> [RECORDS FOR THIS EXERCISE]
[start]

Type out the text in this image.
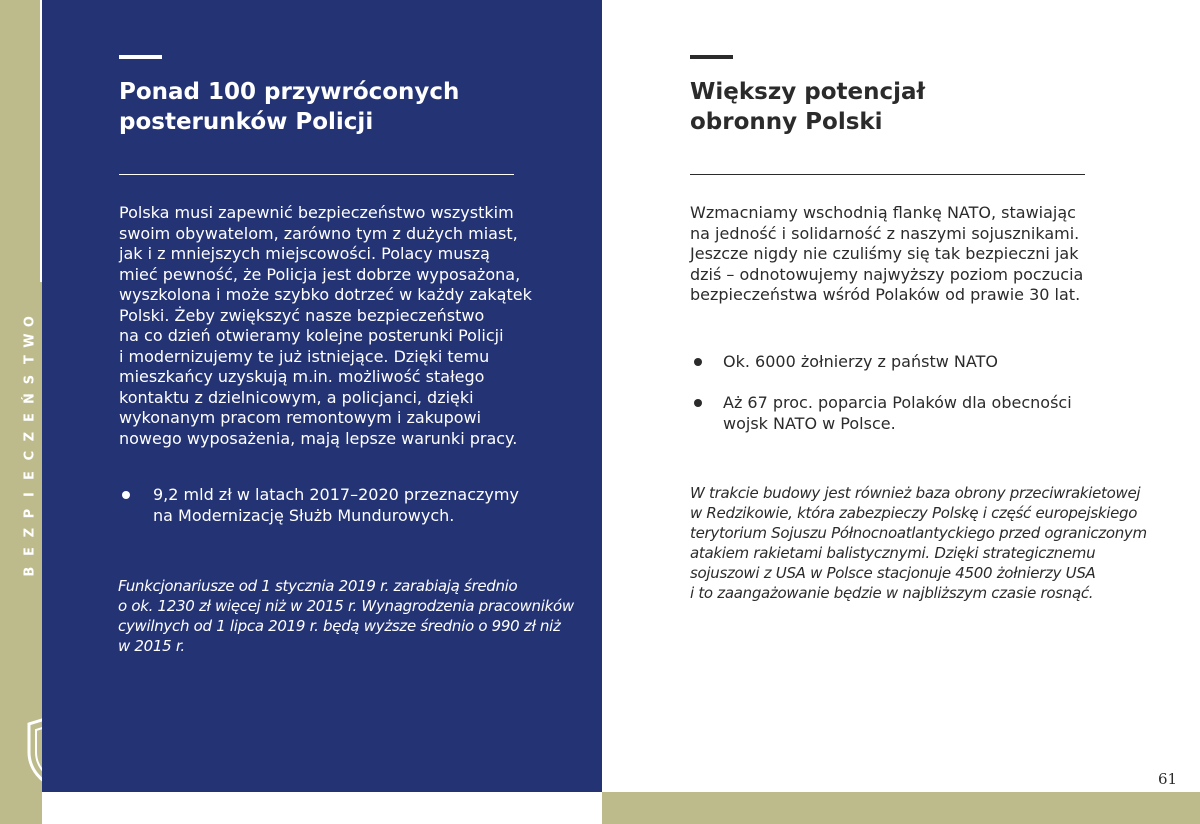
O
W
T
S
Ń
E
Z
C
E
I
P
Z
E
B
Ponad 100 przywróconych
posterunków Policji

Polska musi zapewnić bezpieczeństwo wszystkim
swoim obywatelom, zarówno tym z dużych miast,
jak i z mniejszych miejscowości. Polacy muszą
mieć pewność, że Policja jest dobrze wyposażona,
wyszkolona i może szybko dotrzeć w każdy zakątek
Polski. Żeby zwiększyć nasze bezpieczeństwo
na co dzień otwieramy kolejne posterunki Policji
i modernizujemy te już istniejące. Dzięki temu
mieszkańcy uzyskują m.in. możliwość stałego
kontaktu z dzielnicowym, a policjanci, dzięki
wykonanym pracom remontowym i zakupowi
nowego wyposażenia, mają lepsze warunki pracy.

9,2 mld zł w latach 2017–2020 przeznaczymy
na Modernizację Służb Mundurowych.

Funkcjonariusze od 1 stycznia 2019 r. zarabiają średnio
o ok. 1230 zł więcej niż w 2015 r. Wynagrodzenia pracowników
cywilnych od 1 lipca 2019 r. będą wyższe średnio o 990 zł niż
w 2015 r.

Większy potencjał
obronny Polski

Wzmacniamy wschodnią flankę NATO, stawiając
na jedność i solidarność z naszymi sojusznikami.
Jeszcze nigdy nie czuliśmy się tak bezpieczni jak
dziś – odnotowujemy najwyższy poziom poczucia
bezpieczeństwa wśród Polaków od prawie 30 lat.

Ok. 6000 żołnierzy z państw NATO
Aż 67 proc. poparcia Polaków dla obecności
wojsk NATO w Polsce.

W trakcie budowy jest również baza obrony przeciwrakietowej
w Redzikowie, która zabezpieczy Polskę i część europejskiego
terytorium Sojuszu Północnoatlantyckiego przed ograniczonym
atakiem rakietami balistycznymi. Dzięki strategicznemu
sojuszowi z USA w Polsce stacjonuje 4500 żołnierzy USA
i to zaangażowanie będzie w najbliższym czasie rosnąć.

61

[end]

> [OBJECTIVE] Copy every record above exactly as written, but leave out the pictures.

> [FULL OUTPUT]
Type out the text in this image.
O
W
T
S
Ń
E
Z
C
E
I
P
Z
E
B
Ponad 100 przywróconych
posterunków Policji

Polska musi zapewnić bezpieczeństwo wszystkim
swoim obywatelom, zarówno tym z dużych miast,
jak i z mniejszych miejscowości. Polacy muszą
mieć pewność, że Policja jest dobrze wyposażona,
wyszkolona i może szybko dotrzeć w każdy zakątek
Polski. Żeby zwiększyć nasze bezpieczeństwo
na co dzień otwieramy kolejne posterunki Policji
i modernizujemy te już istniejące. Dzięki temu
mieszkańcy uzyskują m.in. możliwość stałego
kontaktu z dzielnicowym, a policjanci, dzięki
wykonanym pracom remontowym i zakupowi
nowego wyposażenia, mają lepsze warunki pracy.

9,2 mld zł w latach 2017–2020 przeznaczymy
na Modernizację Służb Mundurowych.

Funkcjonariusze od 1 stycznia 2019 r. zarabiają średnio
o ok. 1230 zł więcej niż w 2015 r. Wynagrodzenia pracowników
cywilnych od 1 lipca 2019 r. będą wyższe średnio o 990 zł niż
w 2015 r.

Większy potencjał
obronny Polski

Wzmacniamy wschodnią flankę NATO, stawiając
na jedność i solidarność z naszymi sojusznikami.
Jeszcze nigdy nie czuliśmy się tak bezpieczni jak
dziś – odnotowujemy najwyższy poziom poczucia
bezpieczeństwa wśród Polaków od prawie 30 lat.

Ok. 6000 żołnierzy z państw NATO
Aż 67 proc. poparcia Polaków dla obecności
wojsk NATO w Polsce.

W trakcie budowy jest również baza obrony przeciwrakietowej
w Redzikowie, która zabezpieczy Polskę i część europejskiego
terytorium Sojuszu Północnoatlantyckiego przed ograniczonym
atakiem rakietami balistycznymi. Dzięki strategicznemu
sojuszowi z USA w Polsce stacjonuje 4500 żołnierzy USA
i to zaangażowanie będzie w najbliższym czasie rosnąć.

61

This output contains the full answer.